> [PROBLEM STATEMENT]
Which lines include the word "document"? Copy each of them.

Stored records
--
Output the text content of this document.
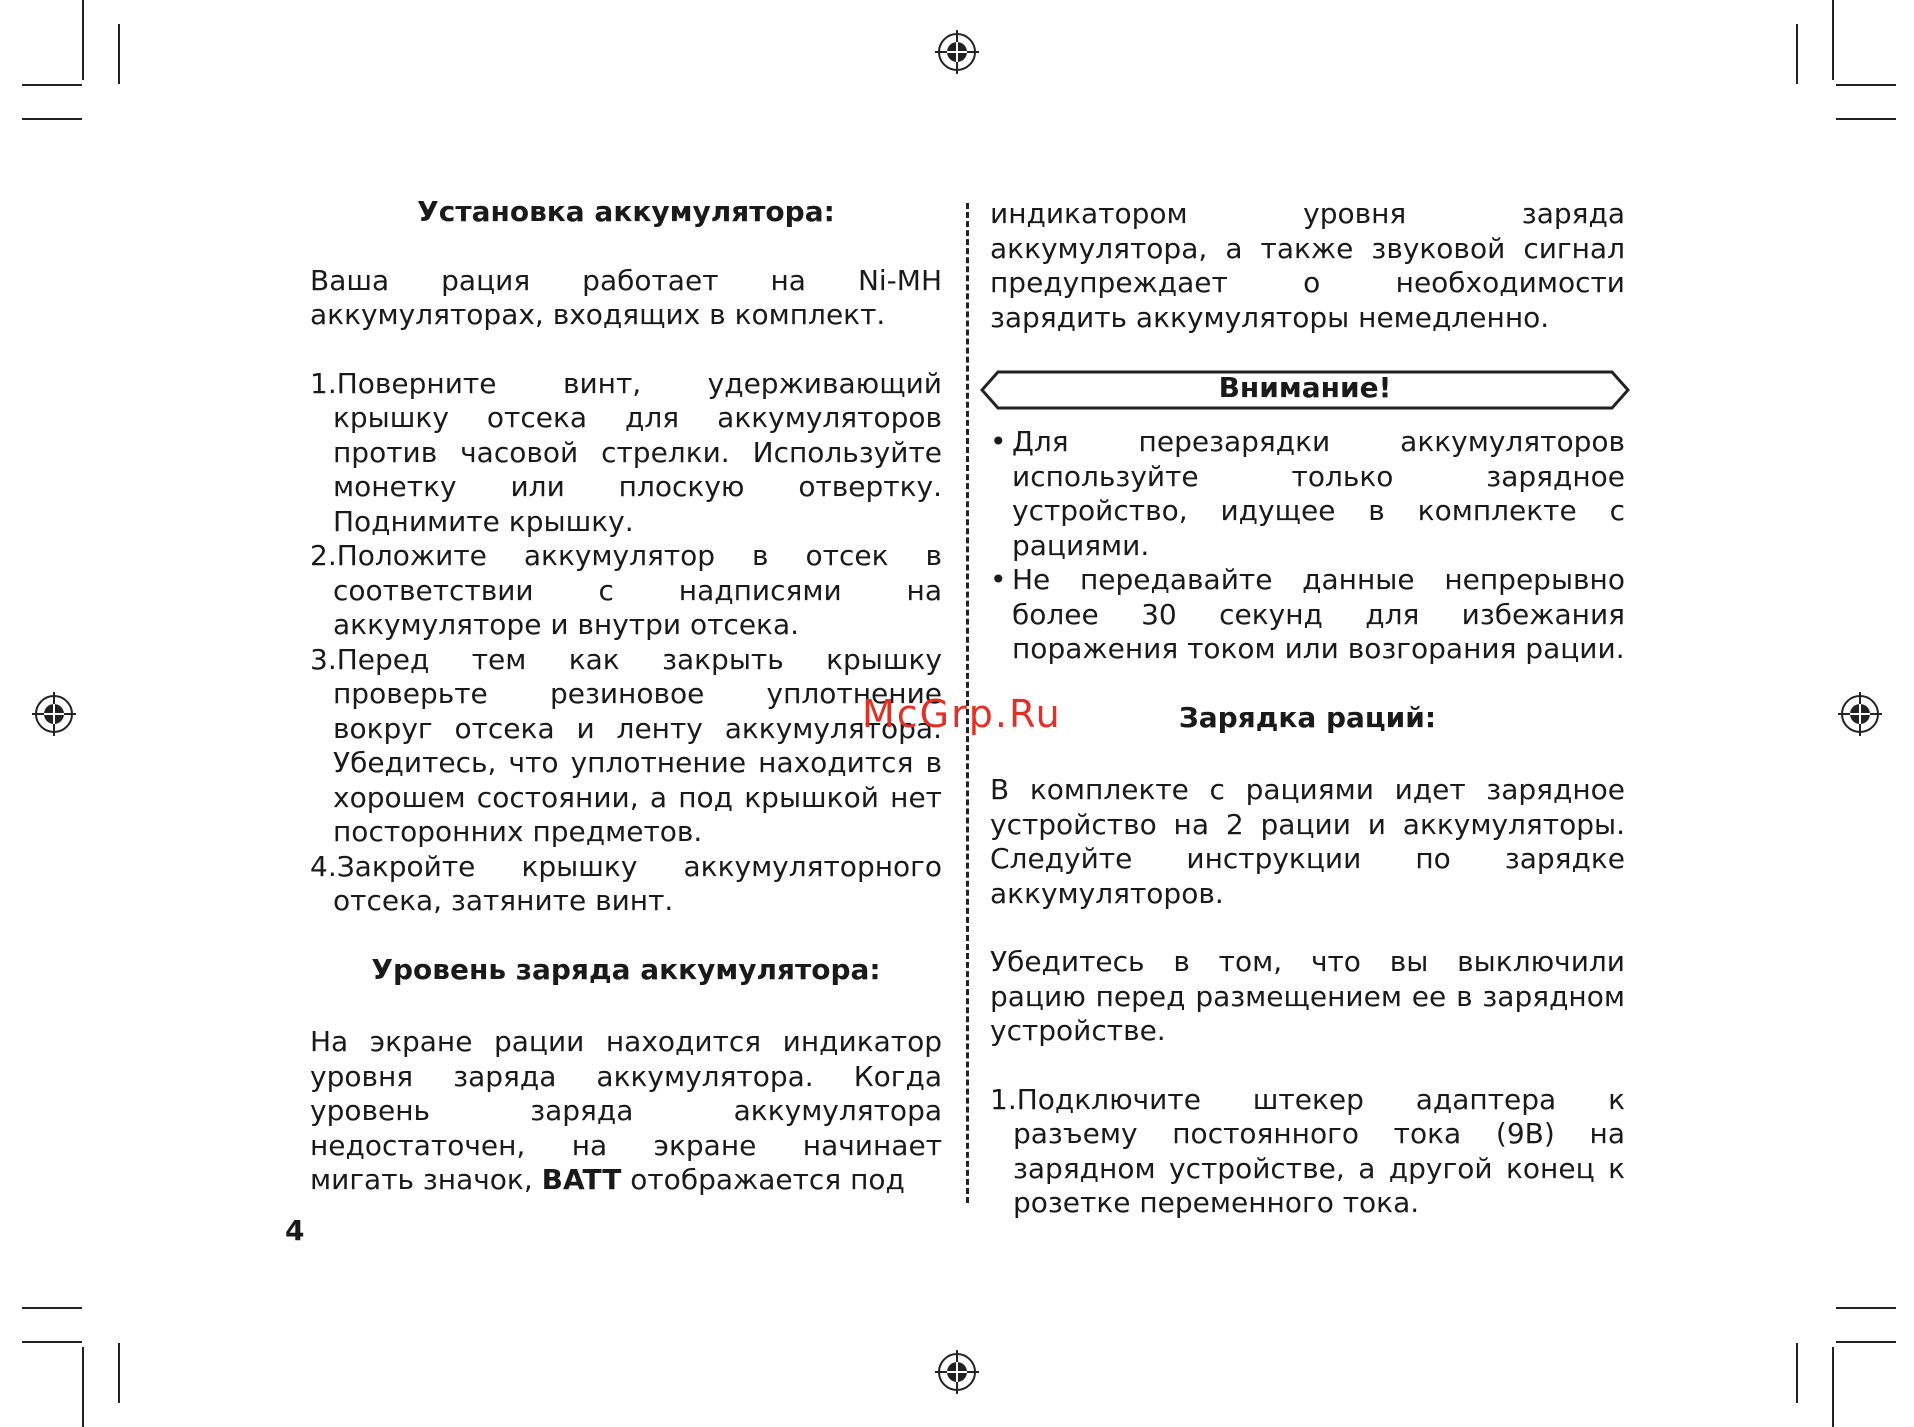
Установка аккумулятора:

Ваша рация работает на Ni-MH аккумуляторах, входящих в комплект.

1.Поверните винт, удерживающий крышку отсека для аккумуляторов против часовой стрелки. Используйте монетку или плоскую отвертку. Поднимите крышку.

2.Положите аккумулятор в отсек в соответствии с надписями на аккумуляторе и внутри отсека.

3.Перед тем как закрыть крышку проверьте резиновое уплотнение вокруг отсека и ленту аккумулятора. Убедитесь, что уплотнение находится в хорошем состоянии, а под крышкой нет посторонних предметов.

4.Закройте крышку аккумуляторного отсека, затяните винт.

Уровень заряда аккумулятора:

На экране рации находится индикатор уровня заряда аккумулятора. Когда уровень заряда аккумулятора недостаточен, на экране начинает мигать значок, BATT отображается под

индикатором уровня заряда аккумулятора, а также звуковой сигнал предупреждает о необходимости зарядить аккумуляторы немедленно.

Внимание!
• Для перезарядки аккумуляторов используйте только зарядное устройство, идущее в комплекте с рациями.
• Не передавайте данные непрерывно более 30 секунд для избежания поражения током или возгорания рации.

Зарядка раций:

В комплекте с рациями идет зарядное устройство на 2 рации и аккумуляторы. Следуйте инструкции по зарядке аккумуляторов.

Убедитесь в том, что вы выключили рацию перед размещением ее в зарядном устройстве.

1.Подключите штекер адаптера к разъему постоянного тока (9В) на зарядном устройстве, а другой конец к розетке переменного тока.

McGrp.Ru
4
--
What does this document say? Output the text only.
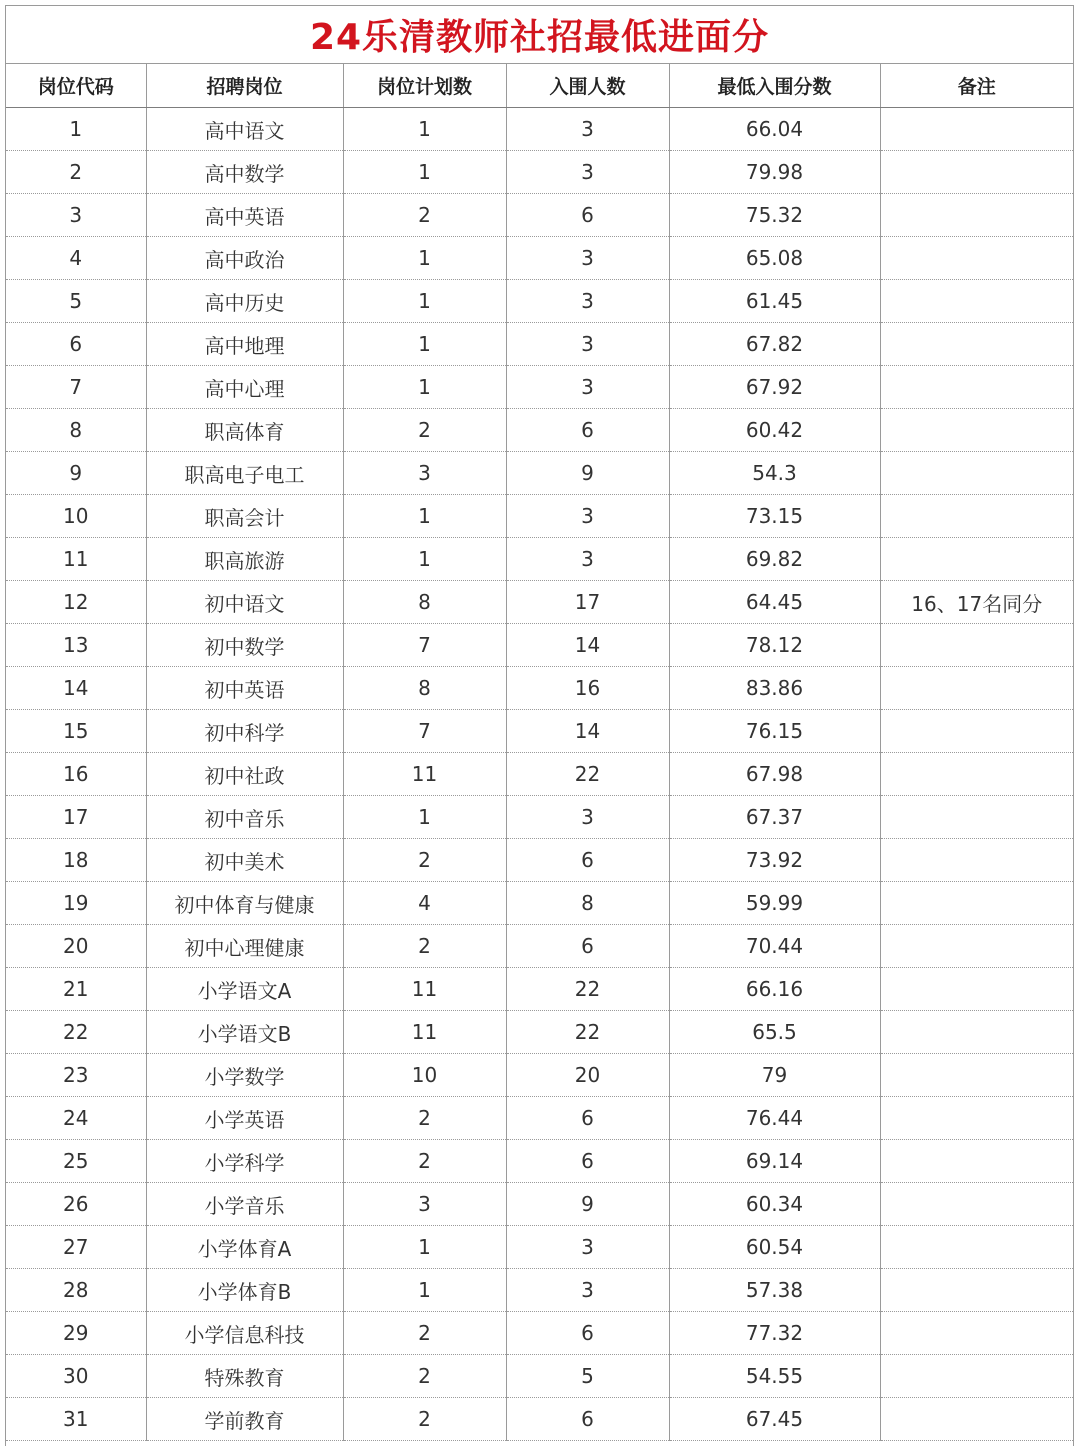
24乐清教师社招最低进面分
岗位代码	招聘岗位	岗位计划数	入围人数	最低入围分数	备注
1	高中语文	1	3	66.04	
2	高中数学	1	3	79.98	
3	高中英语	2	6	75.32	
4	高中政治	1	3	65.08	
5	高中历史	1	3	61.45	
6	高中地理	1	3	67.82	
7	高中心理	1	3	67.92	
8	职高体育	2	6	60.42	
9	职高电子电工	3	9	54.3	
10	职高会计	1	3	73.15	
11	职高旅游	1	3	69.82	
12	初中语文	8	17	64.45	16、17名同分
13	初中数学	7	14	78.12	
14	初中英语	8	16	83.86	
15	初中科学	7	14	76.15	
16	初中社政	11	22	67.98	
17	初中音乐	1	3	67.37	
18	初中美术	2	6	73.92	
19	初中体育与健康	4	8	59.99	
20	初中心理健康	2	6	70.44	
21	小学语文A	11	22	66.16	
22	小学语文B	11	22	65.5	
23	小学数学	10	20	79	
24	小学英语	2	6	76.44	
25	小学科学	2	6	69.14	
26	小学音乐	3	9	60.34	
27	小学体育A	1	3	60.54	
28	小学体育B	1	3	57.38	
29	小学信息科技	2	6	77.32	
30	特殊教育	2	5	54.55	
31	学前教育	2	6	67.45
--
> [FULL SOLUTION]
Output the text content of this document.
What does this document say? Output the text only.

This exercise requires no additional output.